**The task:** The records that follow are to be transcribed in full, without their images.

**Source material:**

--------

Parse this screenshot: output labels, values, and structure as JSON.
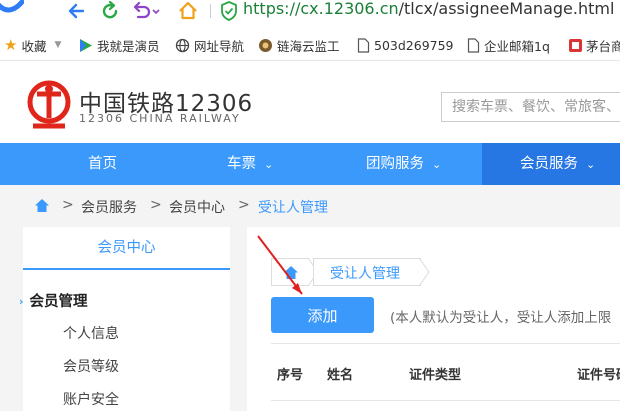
{
  "browser": {
    "url_host": "cx.12306.cn",
    "url_path": "/tlcx/assigneeManage.html",
    "url_scheme": "https://",
    "bookmarks": [
      {
        "label": "收藏",
        "icon": "star-icon"
      },
      {
        "label": "我就是演员",
        "icon": "play-icon"
      },
      {
        "label": "网址导航",
        "icon": "globe-icon"
      },
      {
        "label": "链海云监工",
        "icon": "site-icon"
      },
      {
        "label": "503d269759",
        "icon": "page-icon"
      },
      {
        "label": "企业邮箱1q",
        "icon": "page-icon"
      },
      {
        "label": "茅台商",
        "icon": "site-icon"
      }
    ]
  },
  "site": {
    "title": "中国铁路12306",
    "subtitle": "12306 CHINA RAILWAY",
    "search_placeholder": "搜索车票、餐饮、常旅客、"
  },
  "nav": {
    "items": [
      {
        "label": "首页",
        "has_dropdown": false
      },
      {
        "label": "车票",
        "has_dropdown": true
      },
      {
        "label": "团购服务",
        "has_dropdown": true
      },
      {
        "label": "会员服务",
        "has_dropdown": true
      }
    ],
    "active_index": 3
  },
  "breadcrumb": {
    "items": [
      "会员服务",
      "会员中心",
      "受让人管理"
    ],
    "separator": ">"
  },
  "sidebar": {
    "header": "会员中心",
    "group": "会员管理",
    "items": [
      "个人信息",
      "会员等级",
      "账户安全"
    ]
  },
  "content": {
    "tab_label": "受让人管理",
    "add_button": "添加",
    "note": "(本人默认为受让人，受让人添加上限",
    "table_headers": [
      "序号",
      "姓名",
      "证件类型",
      "证件号码"
    ]
  },
  "colors": {
    "accent": "#3b99fc",
    "nav_active": "#2676e3",
    "logo_red": "#e0251b"
  }
}
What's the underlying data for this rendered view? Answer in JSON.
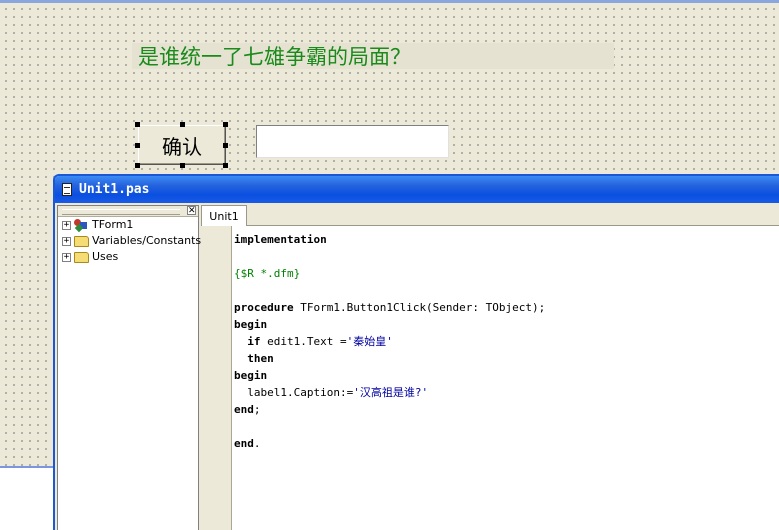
{
  "form": {
    "label_caption": "是谁统一了七雄争霸的局面？",
    "button_caption": "确认",
    "edit_text": ""
  },
  "editor": {
    "window_title": "Unit1.pas",
    "explorer": {
      "close_glyph": "✕",
      "items": [
        {
          "label": "TForm1",
          "icon": "form-icon",
          "expander": "+"
        },
        {
          "label": "Variables/Constants",
          "icon": "folder-icon",
          "expander": "+"
        },
        {
          "label": "Uses",
          "icon": "folder-icon",
          "expander": "+"
        }
      ]
    },
    "tabs": [
      {
        "label": "Unit1"
      }
    ],
    "code": {
      "l1_kw": "implementation",
      "l3_dir": "{$R *.dfm}",
      "l5_kw": "procedure",
      "l5_rest": " TForm1.Button1Click(Sender: TObject);",
      "l6_kw": "begin",
      "l7_indent": "  ",
      "l7_kw": "if",
      "l7_rest": " edit1.Text =",
      "l7_str": "'秦始皇'",
      "l8_indent": "  ",
      "l8_kw": "then",
      "l9_kw": "begin",
      "l10_rest": "  label1.Caption:=",
      "l10_str": "'汉高祖是谁?'",
      "l11_kw": "end",
      "l11_rest": ";",
      "l13_kw": "end",
      "l13_rest": "."
    }
  },
  "colors": {
    "label_text": "#1a8a1a",
    "titlebar": "#1b58d6",
    "string_literal": "#0000a0",
    "directive": "#008000"
  }
}
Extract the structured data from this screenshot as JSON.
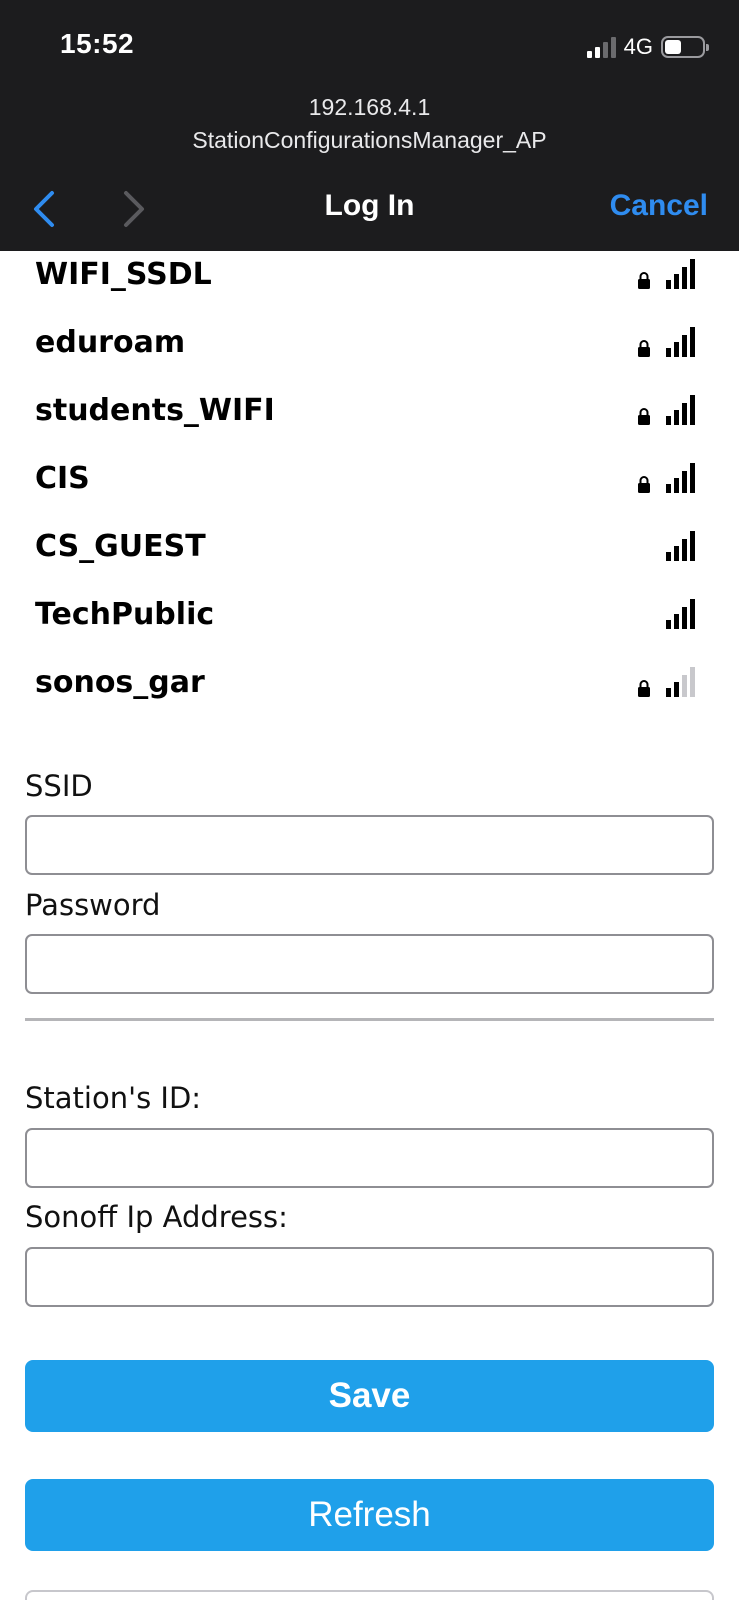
{
  "status_bar": {
    "time": "15:52",
    "network": "4G",
    "battery_fraction": 0.45
  },
  "browser": {
    "url": "192.168.4.1",
    "page_title": "StationConfigurationsManager_AP",
    "nav_title": "Log In",
    "cancel_label": "Cancel"
  },
  "networks": [
    {
      "name": "WIFI_SSDL",
      "locked": true,
      "signal_bars": 4
    },
    {
      "name": "eduroam",
      "locked": true,
      "signal_bars": 4
    },
    {
      "name": "students_WIFI",
      "locked": true,
      "signal_bars": 4
    },
    {
      "name": "CIS",
      "locked": true,
      "signal_bars": 4
    },
    {
      "name": "CS_GUEST",
      "locked": false,
      "signal_bars": 4
    },
    {
      "name": "TechPublic",
      "locked": false,
      "signal_bars": 4
    },
    {
      "name": "sonos_gar",
      "locked": true,
      "signal_bars": 2
    }
  ],
  "form": {
    "ssid_label": "SSID",
    "ssid_value": "",
    "password_label": "Password",
    "password_value": "",
    "station_id_label": "Station's ID:",
    "station_id_value": "",
    "sonoff_ip_label": "Sonoff Ip Address:",
    "sonoff_ip_value": ""
  },
  "buttons": {
    "save_label": "Save",
    "refresh_label": "Refresh"
  },
  "colors": {
    "accent": "#2f8cf0",
    "button": "#1fa0ea",
    "topbar": "#1c1c1e"
  }
}
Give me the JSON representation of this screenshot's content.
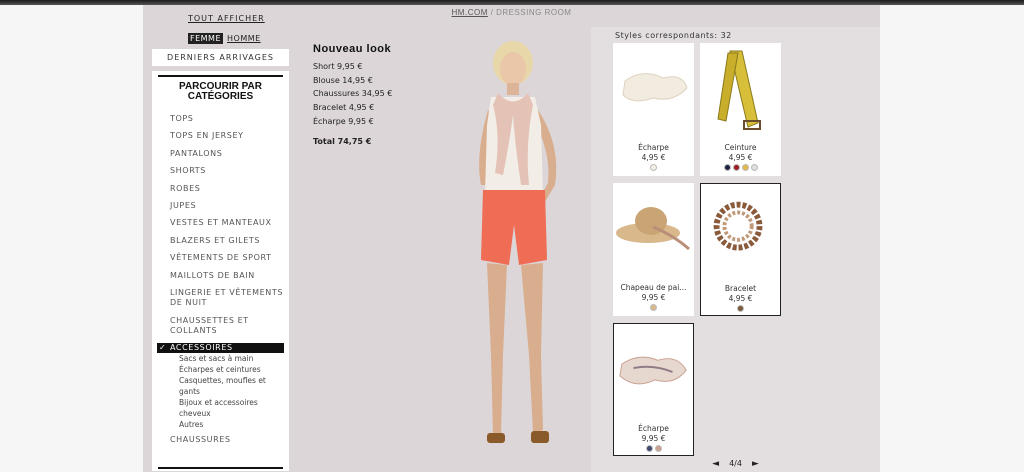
{
  "breadcrumb": {
    "home": "HM.COM",
    "separator": "/",
    "current": "DRESSING ROOM"
  },
  "nav": {
    "show_all": "TOUT AFFICHER",
    "gender_active": "FEMME",
    "gender_other": "HOMME",
    "new_arrivals": "DERNIERS ARRIVAGES",
    "browse_title_1": "PARCOURIR PAR",
    "browse_title_2": "CATÉGORIES",
    "categories": [
      "TOPS",
      "TOPS EN JERSEY",
      "PANTALONS",
      "SHORTS",
      "ROBES",
      "JUPES",
      "VESTES ET MANTEAUX",
      "BLAZERS ET GILETS",
      "VÊTEMENTS DE SPORT",
      "MAILLOTS DE BAIN",
      "LINGERIE ET VÊTEMENTS",
      "DE NUIT",
      "CHAUSSETTES ET",
      "COLLANTS"
    ],
    "selected_category": "ACCESSOIRES",
    "subcategories": [
      "Sacs et sacs à main",
      "Écharpes et ceintures",
      "Casquettes, moufles et",
      "gants",
      "Bijoux et accessoires",
      "cheveux",
      "Autres"
    ],
    "last_category": "CHAUSSURES"
  },
  "look": {
    "title": "Nouveau look",
    "items": [
      "Short  9,95 €",
      "Blouse  14,95 €",
      "Chaussures  34,95 €",
      "Bracelet  4,95 €",
      "Écharpe  9,95 €"
    ],
    "total": "Total 74,75 €"
  },
  "matches": {
    "title": "Styles correspondants: 32",
    "cards": [
      {
        "name": "Écharpe",
        "price": "4,95 €",
        "swatches": [
          "#f4efe4"
        ]
      },
      {
        "name": "Ceinture",
        "price": "4,95 €",
        "swatches": [
          "#1d2340",
          "#9a1c24",
          "#e3b94a",
          "#dddddd"
        ]
      },
      {
        "name": "Chapeau de pai...",
        "price": "9,95 €",
        "swatches": [
          "#d9b88c"
        ]
      },
      {
        "name": "Bracelet",
        "price": "4,95 €",
        "swatches": [
          "#7a5a3a"
        ]
      },
      {
        "name": "Écharpe",
        "price": "9,95 €",
        "swatches": [
          "#3f4a6e",
          "#c9a090"
        ]
      }
    ],
    "pager": {
      "prev": "◄",
      "label": "4/4",
      "next": "►"
    }
  },
  "colors": {
    "frame_bg": "#dcd6d8",
    "accent": "#111111"
  }
}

--------

**Reply to the exercise:**
Parse this screenshot: output labels, values, and structure as JSON.
{
  "browser": {
    "url_host": "cx.12306.cn",
    "url_path": "/tlcx/assigneeManage.html",
    "url_scheme": "https://",
    "bookmarks": [
      {
        "label": "收藏",
        "icon": "star-icon"
      },
      {
        "label": "我就是演员",
        "icon": "play-icon"
      },
      {
        "label": "网址导航",
        "icon": "globe-icon"
      },
      {
        "label": "链海云监工",
        "icon": "site-icon"
      },
      {
        "label": "503d269759",
        "icon": "page-icon"
      },
      {
        "label": "企业邮箱1q",
        "icon": "page-icon"
      },
      {
        "label": "茅台商",
        "icon": "site-icon"
      }
    ]
  },
  "site": {
    "title": "中国铁路12306",
    "subtitle": "12306 CHINA RAILWAY",
    "search_placeholder": "搜索车票、餐饮、常旅客、"
  },
  "nav": {
    "items": [
      {
        "label": "首页",
        "has_dropdown": false
      },
      {
        "label": "车票",
        "has_dropdown": true
      },
      {
        "label": "团购服务",
        "has_dropdown": true
      },
      {
        "label": "会员服务",
        "has_dropdown": true
      }
    ],
    "active_index": 3
  },
  "breadcrumb": {
    "items": [
      "会员服务",
      "会员中心",
      "受让人管理"
    ],
    "separator": ">"
  },
  "sidebar": {
    "header": "会员中心",
    "group": "会员管理",
    "items": [
      "个人信息",
      "会员等级",
      "账户安全"
    ]
  },
  "content": {
    "tab_label": "受让人管理",
    "add_button": "添加",
    "note": "(本人默认为受让人，受让人添加上限",
    "table_headers": [
      "序号",
      "姓名",
      "证件类型",
      "证件号码"
    ]
  },
  "colors": {
    "accent": "#3b99fc",
    "nav_active": "#2676e3",
    "logo_red": "#e0251b"
  }
}
What's the underlying data for this rendered view? Answer in JSON.
{
  "form": {
    "label_caption": "是谁统一了七雄争霸的局面？",
    "button_caption": "确认",
    "edit_text": ""
  },
  "editor": {
    "window_title": "Unit1.pas",
    "explorer": {
      "close_glyph": "✕",
      "items": [
        {
          "label": "TForm1",
          "icon": "form-icon",
          "expander": "+"
        },
        {
          "label": "Variables/Constants",
          "icon": "folder-icon",
          "expander": "+"
        },
        {
          "label": "Uses",
          "icon": "folder-icon",
          "expander": "+"
        }
      ]
    },
    "tabs": [
      {
        "label": "Unit1"
      }
    ],
    "code": {
      "l1_kw": "implementation",
      "l3_dir": "{$R *.dfm}",
      "l5_kw": "procedure",
      "l5_rest": " TForm1.Button1Click(Sender: TObject);",
      "l6_kw": "begin",
      "l7_indent": "  ",
      "l7_kw": "if",
      "l7_rest": " edit1.Text =",
      "l7_str": "'秦始皇'",
      "l8_indent": "  ",
      "l8_kw": "then",
      "l9_kw": "begin",
      "l10_rest": "  label1.Caption:=",
      "l10_str": "'汉高祖是谁?'",
      "l11_kw": "end",
      "l11_rest": ";",
      "l13_kw": "end",
      "l13_rest": "."
    }
  },
  "colors": {
    "label_text": "#1a8a1a",
    "titlebar": "#1b58d6",
    "string_literal": "#0000a0",
    "directive": "#008000"
  }
}
Extract the structured data from this screenshot as JSON.
{
  "status_bar": {
    "time": "15:52",
    "network": "4G",
    "battery_fraction": 0.45
  },
  "browser": {
    "url": "192.168.4.1",
    "page_title": "StationConfigurationsManager_AP",
    "nav_title": "Log In",
    "cancel_label": "Cancel"
  },
  "networks": [
    {
      "name": "WIFI_SSDL",
      "locked": true,
      "signal_bars": 4
    },
    {
      "name": "eduroam",
      "locked": true,
      "signal_bars": 4
    },
    {
      "name": "students_WIFI",
      "locked": true,
      "signal_bars": 4
    },
    {
      "name": "CIS",
      "locked": true,
      "signal_bars": 4
    },
    {
      "name": "CS_GUEST",
      "locked": false,
      "signal_bars": 4
    },
    {
      "name": "TechPublic",
      "locked": false,
      "signal_bars": 4
    },
    {
      "name": "sonos_gar",
      "locked": true,
      "signal_bars": 2
    }
  ],
  "form": {
    "ssid_label": "SSID",
    "ssid_value": "",
    "password_label": "Password",
    "password_value": "",
    "station_id_label": "Station's ID:",
    "station_id_value": "",
    "sonoff_ip_label": "Sonoff Ip Address:",
    "sonoff_ip_value": ""
  },
  "buttons": {
    "save_label": "Save",
    "refresh_label": "Refresh"
  },
  "colors": {
    "accent": "#2f8cf0",
    "button": "#1fa0ea",
    "topbar": "#1c1c1e"
  }
}
Give me the JSON representation of this screenshot's content.
{
  "breadcrumb": {
    "home": "HM.COM",
    "separator": "/",
    "current": "DRESSING ROOM"
  },
  "nav": {
    "show_all": "TOUT AFFICHER",
    "gender_active": "FEMME",
    "gender_other": "HOMME",
    "new_arrivals": "DERNIERS ARRIVAGES",
    "browse_title_1": "PARCOURIR PAR",
    "browse_title_2": "CATÉGORIES",
    "categories": [
      "TOPS",
      "TOPS EN JERSEY",
      "PANTALONS",
      "SHORTS",
      "ROBES",
      "JUPES",
      "VESTES ET MANTEAUX",
      "BLAZERS ET GILETS",
      "VÊTEMENTS DE SPORT",
      "MAILLOTS DE BAIN",
      "LINGERIE ET VÊTEMENTS",
      "DE NUIT",
      "CHAUSSETTES ET",
      "COLLANTS"
    ],
    "selected_category": "ACCESSOIRES",
    "subcategories": [
      "Sacs et sacs à main",
      "Écharpes et ceintures",
      "Casquettes, moufles et",
      "gants",
      "Bijoux et accessoires",
      "cheveux",
      "Autres"
    ],
    "last_category": "CHAUSSURES"
  },
  "look": {
    "title": "Nouveau look",
    "items": [
      "Short  9,95 €",
      "Blouse  14,95 €",
      "Chaussures  34,95 €",
      "Bracelet  4,95 €",
      "Écharpe  9,95 €"
    ],
    "total": "Total 74,75 €"
  },
  "matches": {
    "title": "Styles correspondants: 32",
    "cards": [
      {
        "name": "Écharpe",
        "price": "4,95 €",
        "swatches": [
          "#f4efe4"
        ]
      },
      {
        "name": "Ceinture",
        "price": "4,95 €",
        "swatches": [
          "#1d2340",
          "#9a1c24",
          "#e3b94a",
          "#dddddd"
        ]
      },
      {
        "name": "Chapeau de pai...",
        "price": "9,95 €",
        "swatches": [
          "#d9b88c"
        ]
      },
      {
        "name": "Bracelet",
        "price": "4,95 €",
        "swatches": [
          "#7a5a3a"
        ]
      },
      {
        "name": "Écharpe",
        "price": "9,95 €",
        "swatches": [
          "#3f4a6e",
          "#c9a090"
        ]
      }
    ],
    "pager": {
      "prev": "◄",
      "label": "4/4",
      "next": "►"
    }
  },
  "colors": {
    "frame_bg": "#dcd6d8",
    "accent": "#111111"
  }
}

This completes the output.